EXERCISE PROMPT: Pick out the lines below that contain the string "this" and copy them all.
___ GIVEN RECORDS
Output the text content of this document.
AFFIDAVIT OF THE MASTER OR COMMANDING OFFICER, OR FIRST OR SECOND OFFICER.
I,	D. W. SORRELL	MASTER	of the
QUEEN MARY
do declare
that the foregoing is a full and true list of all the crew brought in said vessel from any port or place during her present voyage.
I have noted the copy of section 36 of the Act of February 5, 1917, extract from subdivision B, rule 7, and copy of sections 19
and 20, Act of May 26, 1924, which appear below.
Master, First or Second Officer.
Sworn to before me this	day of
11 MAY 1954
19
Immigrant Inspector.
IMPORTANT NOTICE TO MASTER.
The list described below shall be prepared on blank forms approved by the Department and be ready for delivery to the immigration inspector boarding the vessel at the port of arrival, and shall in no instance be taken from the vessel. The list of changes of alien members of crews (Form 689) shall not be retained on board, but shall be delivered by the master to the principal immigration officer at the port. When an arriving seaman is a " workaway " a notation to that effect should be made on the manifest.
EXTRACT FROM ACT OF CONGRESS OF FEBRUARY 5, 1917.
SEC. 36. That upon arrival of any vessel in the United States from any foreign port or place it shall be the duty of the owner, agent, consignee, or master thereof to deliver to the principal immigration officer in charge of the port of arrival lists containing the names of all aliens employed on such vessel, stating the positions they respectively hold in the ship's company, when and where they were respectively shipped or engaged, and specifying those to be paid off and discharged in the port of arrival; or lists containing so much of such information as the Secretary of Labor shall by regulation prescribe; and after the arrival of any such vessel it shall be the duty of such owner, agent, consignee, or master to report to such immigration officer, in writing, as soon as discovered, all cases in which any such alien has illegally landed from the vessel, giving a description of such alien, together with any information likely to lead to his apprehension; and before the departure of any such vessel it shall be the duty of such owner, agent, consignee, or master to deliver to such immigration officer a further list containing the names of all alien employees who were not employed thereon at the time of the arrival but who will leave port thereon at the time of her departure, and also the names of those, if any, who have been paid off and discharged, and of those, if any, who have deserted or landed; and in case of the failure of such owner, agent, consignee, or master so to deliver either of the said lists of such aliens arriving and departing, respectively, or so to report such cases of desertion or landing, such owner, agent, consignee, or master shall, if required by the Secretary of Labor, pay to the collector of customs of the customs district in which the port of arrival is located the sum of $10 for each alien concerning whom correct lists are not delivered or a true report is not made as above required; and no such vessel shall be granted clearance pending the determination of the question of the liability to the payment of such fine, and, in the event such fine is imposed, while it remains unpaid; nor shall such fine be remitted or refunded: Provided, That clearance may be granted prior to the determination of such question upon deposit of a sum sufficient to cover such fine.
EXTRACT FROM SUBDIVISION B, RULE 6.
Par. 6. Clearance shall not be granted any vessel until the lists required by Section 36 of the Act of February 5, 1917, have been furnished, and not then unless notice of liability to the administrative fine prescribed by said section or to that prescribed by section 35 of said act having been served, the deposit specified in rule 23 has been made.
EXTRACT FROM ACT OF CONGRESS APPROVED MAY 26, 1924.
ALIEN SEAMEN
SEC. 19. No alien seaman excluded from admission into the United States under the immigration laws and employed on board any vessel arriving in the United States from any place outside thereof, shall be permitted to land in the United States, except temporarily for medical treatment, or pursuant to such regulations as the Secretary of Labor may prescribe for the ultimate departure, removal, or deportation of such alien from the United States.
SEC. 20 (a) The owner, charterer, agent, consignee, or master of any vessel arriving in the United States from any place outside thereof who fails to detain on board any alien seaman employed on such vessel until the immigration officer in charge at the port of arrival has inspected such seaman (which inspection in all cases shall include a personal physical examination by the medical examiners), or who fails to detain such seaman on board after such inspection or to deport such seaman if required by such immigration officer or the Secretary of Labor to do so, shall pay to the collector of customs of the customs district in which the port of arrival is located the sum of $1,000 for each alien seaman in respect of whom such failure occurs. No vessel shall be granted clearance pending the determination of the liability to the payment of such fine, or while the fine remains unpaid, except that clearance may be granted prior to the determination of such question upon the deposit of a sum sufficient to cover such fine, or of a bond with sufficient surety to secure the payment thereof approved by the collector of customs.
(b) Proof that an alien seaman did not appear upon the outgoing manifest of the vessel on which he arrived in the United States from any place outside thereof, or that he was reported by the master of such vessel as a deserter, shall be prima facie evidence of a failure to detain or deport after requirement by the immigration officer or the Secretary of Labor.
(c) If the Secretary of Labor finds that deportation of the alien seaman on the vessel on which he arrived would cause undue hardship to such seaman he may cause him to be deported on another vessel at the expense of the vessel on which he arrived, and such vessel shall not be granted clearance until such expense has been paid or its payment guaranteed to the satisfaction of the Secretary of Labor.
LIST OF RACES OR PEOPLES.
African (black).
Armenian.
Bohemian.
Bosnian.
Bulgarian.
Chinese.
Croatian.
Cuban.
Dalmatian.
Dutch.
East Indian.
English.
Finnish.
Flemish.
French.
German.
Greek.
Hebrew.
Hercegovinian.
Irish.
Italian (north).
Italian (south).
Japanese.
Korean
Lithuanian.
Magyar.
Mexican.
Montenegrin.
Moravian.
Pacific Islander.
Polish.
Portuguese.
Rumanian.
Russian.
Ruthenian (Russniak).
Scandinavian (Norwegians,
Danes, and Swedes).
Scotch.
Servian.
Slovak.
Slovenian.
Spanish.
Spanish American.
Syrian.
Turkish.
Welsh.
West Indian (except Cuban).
______
ANSWER TO THE TASK:
Output the text content of this document.
Sworn to before me this	day of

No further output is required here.